INSTRUCTION:
From the listing below, extract every line containing "Longwave".

PROVIDED DATA:
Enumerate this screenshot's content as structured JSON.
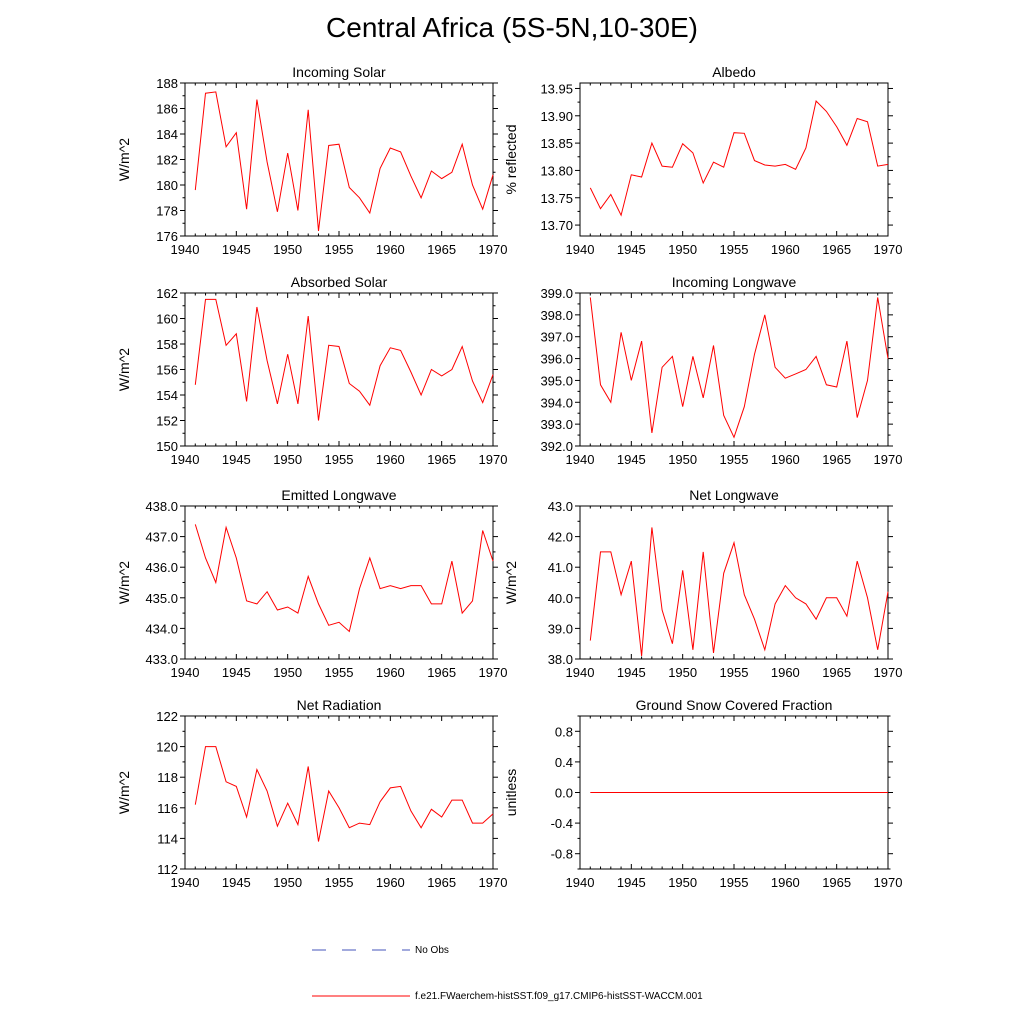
{
  "title": "Central Africa (5S-5N,10-30E)",
  "colors": {
    "series": "#ff0000",
    "obs": "#4455bb",
    "axes": "#000000"
  },
  "legend": {
    "obs_label": "No Obs",
    "model_label": "f.e21.FWaerchem-histSST.f09_g17.CMIP6-histSST-WACCM.001"
  },
  "chart_data": [
    {
      "type": "line",
      "title": "Incoming Solar",
      "ylabel": "W/m^2",
      "xlim": [
        1940,
        1970
      ],
      "ylim": [
        176,
        188
      ],
      "xticks": [
        1940,
        1945,
        1950,
        1955,
        1960,
        1965,
        1970
      ],
      "xtick_labels": [
        "1940",
        "1945",
        "1950",
        "1955",
        "1960",
        "1965",
        "1970"
      ],
      "yticks": [
        176,
        178,
        180,
        182,
        184,
        186,
        188
      ],
      "ytick_labels": [
        "176",
        "178",
        "180",
        "182",
        "184",
        "186",
        "188"
      ],
      "x": [
        1941,
        1942,
        1943,
        1944,
        1945,
        1946,
        1947,
        1948,
        1949,
        1950,
        1951,
        1952,
        1953,
        1954,
        1955,
        1956,
        1957,
        1958,
        1959,
        1960,
        1961,
        1962,
        1963,
        1964,
        1965,
        1966,
        1967,
        1968,
        1969,
        1970
      ],
      "series": [
        {
          "values": [
            179.6,
            187.2,
            187.3,
            183.0,
            184.1,
            178.1,
            186.7,
            181.8,
            177.9,
            182.5,
            178.0,
            185.9,
            176.4,
            183.1,
            183.2,
            179.8,
            179.0,
            177.8,
            181.3,
            182.9,
            182.6,
            180.7,
            179.0,
            181.1,
            180.5,
            181.0,
            183.2,
            180.0,
            178.1,
            180.8
          ]
        }
      ]
    },
    {
      "type": "line",
      "title": "Albedo",
      "ylabel": "% reflected",
      "xlim": [
        1940,
        1970
      ],
      "ylim": [
        13.68,
        13.96
      ],
      "xticks": [
        1940,
        1945,
        1950,
        1955,
        1960,
        1965,
        1970
      ],
      "xtick_labels": [
        "1940",
        "1945",
        "1950",
        "1955",
        "1960",
        "1965",
        "1970"
      ],
      "yticks": [
        13.7,
        13.75,
        13.8,
        13.85,
        13.9,
        13.95
      ],
      "ytick_labels": [
        "13.70",
        "13.75",
        "13.80",
        "13.85",
        "13.90",
        "13.95"
      ],
      "x": [
        1941,
        1942,
        1943,
        1944,
        1945,
        1946,
        1947,
        1948,
        1949,
        1950,
        1951,
        1952,
        1953,
        1954,
        1955,
        1956,
        1957,
        1958,
        1959,
        1960,
        1961,
        1962,
        1963,
        1964,
        1965,
        1966,
        1967,
        1968,
        1969,
        1970
      ],
      "series": [
        {
          "values": [
            13.768,
            13.73,
            13.756,
            13.718,
            13.792,
            13.788,
            13.85,
            13.808,
            13.806,
            13.849,
            13.832,
            13.777,
            13.815,
            13.806,
            13.869,
            13.868,
            13.818,
            13.81,
            13.808,
            13.811,
            13.802,
            13.841,
            13.927,
            13.908,
            13.88,
            13.846,
            13.895,
            13.889,
            13.808,
            13.811
          ]
        }
      ]
    },
    {
      "type": "line",
      "title": "Absorbed Solar",
      "ylabel": "W/m^2",
      "xlim": [
        1940,
        1970
      ],
      "ylim": [
        150,
        162
      ],
      "xticks": [
        1940,
        1945,
        1950,
        1955,
        1960,
        1965,
        1970
      ],
      "xtick_labels": [
        "1940",
        "1945",
        "1950",
        "1955",
        "1960",
        "1965",
        "1970"
      ],
      "yticks": [
        150,
        152,
        154,
        156,
        158,
        160,
        162
      ],
      "ytick_labels": [
        "150",
        "152",
        "154",
        "156",
        "158",
        "160",
        "162"
      ],
      "x": [
        1941,
        1942,
        1943,
        1944,
        1945,
        1946,
        1947,
        1948,
        1949,
        1950,
        1951,
        1952,
        1953,
        1954,
        1955,
        1956,
        1957,
        1958,
        1959,
        1960,
        1961,
        1962,
        1963,
        1964,
        1965,
        1966,
        1967,
        1968,
        1969,
        1970
      ],
      "series": [
        {
          "values": [
            154.8,
            161.5,
            161.5,
            157.9,
            158.8,
            153.5,
            160.9,
            156.7,
            153.3,
            157.2,
            153.3,
            160.2,
            152.0,
            157.9,
            157.8,
            154.9,
            154.3,
            153.2,
            156.3,
            157.7,
            157.5,
            155.8,
            154.0,
            156.0,
            155.5,
            156.0,
            157.8,
            155.1,
            153.4,
            155.6
          ]
        }
      ]
    },
    {
      "type": "line",
      "title": "Incoming Longwave",
      "ylabel": "",
      "xlim": [
        1940,
        1970
      ],
      "ylim": [
        392.0,
        399.0
      ],
      "xticks": [
        1940,
        1945,
        1950,
        1955,
        1960,
        1965,
        1970
      ],
      "xtick_labels": [
        "1940",
        "1945",
        "1950",
        "1955",
        "1960",
        "1965",
        "1970"
      ],
      "yticks": [
        392,
        393,
        394,
        395,
        396,
        397,
        398,
        399
      ],
      "ytick_labels": [
        "392.0",
        "393.0",
        "394.0",
        "395.0",
        "396.0",
        "397.0",
        "398.0",
        "399.0"
      ],
      "x": [
        1941,
        1942,
        1943,
        1944,
        1945,
        1946,
        1947,
        1948,
        1949,
        1950,
        1951,
        1952,
        1953,
        1954,
        1955,
        1956,
        1957,
        1958,
        1959,
        1960,
        1961,
        1962,
        1963,
        1964,
        1965,
        1966,
        1967,
        1968,
        1969,
        1970
      ],
      "series": [
        {
          "values": [
            398.8,
            394.8,
            394.0,
            397.2,
            395.0,
            396.8,
            392.6,
            395.6,
            396.1,
            393.8,
            396.1,
            394.2,
            396.6,
            393.4,
            392.4,
            393.8,
            396.2,
            398.0,
            395.6,
            395.1,
            395.3,
            395.5,
            396.1,
            394.8,
            394.7,
            396.8,
            393.3,
            395.0,
            398.8,
            396.0
          ]
        }
      ]
    },
    {
      "type": "line",
      "title": "Emitted Longwave",
      "ylabel": "W/m^2",
      "xlim": [
        1940,
        1970
      ],
      "ylim": [
        433.0,
        438.0
      ],
      "xticks": [
        1940,
        1945,
        1950,
        1955,
        1960,
        1965,
        1970
      ],
      "xtick_labels": [
        "1940",
        "1945",
        "1950",
        "1955",
        "1960",
        "1965",
        "1970"
      ],
      "yticks": [
        433,
        434,
        435,
        436,
        437,
        438
      ],
      "ytick_labels": [
        "433.0",
        "434.0",
        "435.0",
        "436.0",
        "437.0",
        "438.0"
      ],
      "x": [
        1941,
        1942,
        1943,
        1944,
        1945,
        1946,
        1947,
        1948,
        1949,
        1950,
        1951,
        1952,
        1953,
        1954,
        1955,
        1956,
        1957,
        1958,
        1959,
        1960,
        1961,
        1962,
        1963,
        1964,
        1965,
        1966,
        1967,
        1968,
        1969,
        1970
      ],
      "series": [
        {
          "values": [
            437.4,
            436.3,
            435.5,
            437.3,
            436.3,
            434.9,
            434.8,
            435.2,
            434.6,
            434.7,
            434.5,
            435.7,
            434.8,
            434.1,
            434.2,
            433.9,
            435.3,
            436.3,
            435.3,
            435.4,
            435.3,
            435.4,
            435.4,
            434.8,
            434.8,
            436.2,
            434.5,
            434.9,
            437.2,
            436.2
          ]
        }
      ]
    },
    {
      "type": "line",
      "title": "Net Longwave",
      "ylabel": "W/m^2",
      "xlim": [
        1940,
        1970
      ],
      "ylim": [
        38.0,
        43.0
      ],
      "xticks": [
        1940,
        1945,
        1950,
        1955,
        1960,
        1965,
        1970
      ],
      "xtick_labels": [
        "1940",
        "1945",
        "1950",
        "1955",
        "1960",
        "1965",
        "1970"
      ],
      "yticks": [
        38,
        39,
        40,
        41,
        42,
        43
      ],
      "ytick_labels": [
        "38.0",
        "39.0",
        "40.0",
        "41.0",
        "42.0",
        "43.0"
      ],
      "x": [
        1941,
        1942,
        1943,
        1944,
        1945,
        1946,
        1947,
        1948,
        1949,
        1950,
        1951,
        1952,
        1953,
        1954,
        1955,
        1956,
        1957,
        1958,
        1959,
        1960,
        1961,
        1962,
        1963,
        1964,
        1965,
        1966,
        1967,
        1968,
        1969,
        1970
      ],
      "series": [
        {
          "values": [
            38.6,
            41.5,
            41.5,
            40.1,
            41.2,
            38.1,
            42.3,
            39.6,
            38.5,
            40.9,
            38.3,
            41.5,
            38.2,
            40.8,
            41.8,
            40.1,
            39.3,
            38.3,
            39.8,
            40.4,
            40.0,
            39.8,
            39.3,
            40.0,
            40.0,
            39.4,
            41.2,
            40.0,
            38.3,
            40.2
          ]
        }
      ]
    },
    {
      "type": "line",
      "title": "Net Radiation",
      "ylabel": "W/m^2",
      "xlim": [
        1940,
        1970
      ],
      "ylim": [
        112,
        122
      ],
      "xticks": [
        1940,
        1945,
        1950,
        1955,
        1960,
        1965,
        1970
      ],
      "xtick_labels": [
        "1940",
        "1945",
        "1950",
        "1955",
        "1960",
        "1965",
        "1970"
      ],
      "yticks": [
        112,
        114,
        116,
        118,
        120,
        122
      ],
      "ytick_labels": [
        "112",
        "114",
        "116",
        "118",
        "120",
        "122"
      ],
      "x": [
        1941,
        1942,
        1943,
        1944,
        1945,
        1946,
        1947,
        1948,
        1949,
        1950,
        1951,
        1952,
        1953,
        1954,
        1955,
        1956,
        1957,
        1958,
        1959,
        1960,
        1961,
        1962,
        1963,
        1964,
        1965,
        1966,
        1967,
        1968,
        1969,
        1970
      ],
      "series": [
        {
          "values": [
            116.2,
            120.0,
            120.0,
            117.7,
            117.4,
            115.4,
            118.5,
            117.1,
            114.8,
            116.3,
            114.9,
            118.7,
            113.8,
            117.1,
            116.0,
            114.7,
            115.0,
            114.9,
            116.4,
            117.3,
            117.4,
            115.8,
            114.7,
            115.9,
            115.4,
            116.5,
            116.5,
            115.0,
            115.0,
            115.6
          ]
        }
      ]
    },
    {
      "type": "line",
      "title": "Ground Snow Covered Fraction",
      "ylabel": "unitless",
      "xlim": [
        1940,
        1970
      ],
      "ylim": [
        -1.0,
        1.0
      ],
      "xticks": [
        1940,
        1945,
        1950,
        1955,
        1960,
        1965,
        1970
      ],
      "xtick_labels": [
        "1940",
        "1945",
        "1950",
        "1955",
        "1960",
        "1965",
        "1970"
      ],
      "yticks": [
        -0.8,
        -0.4,
        0.0,
        0.4,
        0.8
      ],
      "ytick_labels": [
        "-0.8",
        "-0.4",
        "0.0",
        "0.4",
        "0.8"
      ],
      "x": [
        1941,
        1942,
        1943,
        1944,
        1945,
        1946,
        1947,
        1948,
        1949,
        1950,
        1951,
        1952,
        1953,
        1954,
        1955,
        1956,
        1957,
        1958,
        1959,
        1960,
        1961,
        1962,
        1963,
        1964,
        1965,
        1966,
        1967,
        1968,
        1969,
        1970
      ],
      "series": [
        {
          "values": [
            0,
            0,
            0,
            0,
            0,
            0,
            0,
            0,
            0,
            0,
            0,
            0,
            0,
            0,
            0,
            0,
            0,
            0,
            0,
            0,
            0,
            0,
            0,
            0,
            0,
            0,
            0,
            0,
            0,
            0
          ]
        }
      ]
    }
  ]
}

WRITTEN SOLUTION:
      "title": "Incoming Longwave",
      "title": "Emitted Longwave",
      "title": "Net Longwave",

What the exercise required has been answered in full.